WORK TO DO → Determine which lines contain the word "กองกลาง", then copy those lines.

________________________________________

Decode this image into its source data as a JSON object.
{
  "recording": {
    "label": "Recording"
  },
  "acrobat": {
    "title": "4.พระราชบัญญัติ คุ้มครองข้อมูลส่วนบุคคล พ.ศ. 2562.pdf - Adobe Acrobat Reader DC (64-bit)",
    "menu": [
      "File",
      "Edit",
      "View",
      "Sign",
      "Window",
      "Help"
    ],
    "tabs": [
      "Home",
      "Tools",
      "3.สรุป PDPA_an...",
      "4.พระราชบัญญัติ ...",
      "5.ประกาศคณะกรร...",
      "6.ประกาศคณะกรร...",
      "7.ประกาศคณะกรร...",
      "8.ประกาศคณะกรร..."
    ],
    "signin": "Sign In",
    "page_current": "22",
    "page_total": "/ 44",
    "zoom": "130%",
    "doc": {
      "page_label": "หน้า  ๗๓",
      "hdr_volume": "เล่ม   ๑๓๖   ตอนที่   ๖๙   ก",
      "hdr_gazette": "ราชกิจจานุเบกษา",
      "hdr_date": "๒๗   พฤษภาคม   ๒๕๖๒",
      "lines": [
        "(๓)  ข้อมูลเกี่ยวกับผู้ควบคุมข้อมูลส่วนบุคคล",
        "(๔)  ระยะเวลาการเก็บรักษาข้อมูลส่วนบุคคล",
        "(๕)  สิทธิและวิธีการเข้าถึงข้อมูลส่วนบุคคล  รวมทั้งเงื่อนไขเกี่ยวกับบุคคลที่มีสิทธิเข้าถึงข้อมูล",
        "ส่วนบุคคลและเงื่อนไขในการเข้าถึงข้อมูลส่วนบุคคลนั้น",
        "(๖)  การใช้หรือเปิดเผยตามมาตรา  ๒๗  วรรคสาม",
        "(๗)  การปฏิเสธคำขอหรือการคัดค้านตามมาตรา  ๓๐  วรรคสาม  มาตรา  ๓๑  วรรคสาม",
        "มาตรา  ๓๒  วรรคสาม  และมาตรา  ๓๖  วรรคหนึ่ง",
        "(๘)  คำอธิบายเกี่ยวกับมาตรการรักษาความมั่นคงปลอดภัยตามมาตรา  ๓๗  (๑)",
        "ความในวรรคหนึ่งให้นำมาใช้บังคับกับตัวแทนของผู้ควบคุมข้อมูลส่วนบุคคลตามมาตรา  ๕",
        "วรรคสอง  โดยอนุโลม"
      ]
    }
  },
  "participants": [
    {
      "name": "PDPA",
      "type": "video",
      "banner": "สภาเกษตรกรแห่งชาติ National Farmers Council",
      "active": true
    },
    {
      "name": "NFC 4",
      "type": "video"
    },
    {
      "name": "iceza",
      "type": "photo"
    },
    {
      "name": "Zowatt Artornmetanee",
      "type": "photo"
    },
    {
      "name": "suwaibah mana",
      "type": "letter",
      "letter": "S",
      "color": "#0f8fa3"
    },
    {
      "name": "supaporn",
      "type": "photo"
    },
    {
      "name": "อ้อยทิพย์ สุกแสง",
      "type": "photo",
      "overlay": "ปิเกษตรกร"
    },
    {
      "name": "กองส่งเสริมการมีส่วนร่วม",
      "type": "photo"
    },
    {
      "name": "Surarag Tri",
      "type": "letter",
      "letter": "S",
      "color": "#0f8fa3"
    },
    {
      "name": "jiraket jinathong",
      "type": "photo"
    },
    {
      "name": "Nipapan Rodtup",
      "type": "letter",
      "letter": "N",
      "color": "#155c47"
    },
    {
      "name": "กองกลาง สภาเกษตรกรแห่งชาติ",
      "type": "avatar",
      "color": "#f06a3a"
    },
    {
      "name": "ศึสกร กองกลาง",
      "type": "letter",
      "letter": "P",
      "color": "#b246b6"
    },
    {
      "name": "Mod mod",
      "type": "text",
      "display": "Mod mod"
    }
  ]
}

________________________________________

FINAL ANSWER →
      "name": "กองกลาง สภาเกษตรกรแห่งชาติ",
      "name": "ศึสกร กองกลาง",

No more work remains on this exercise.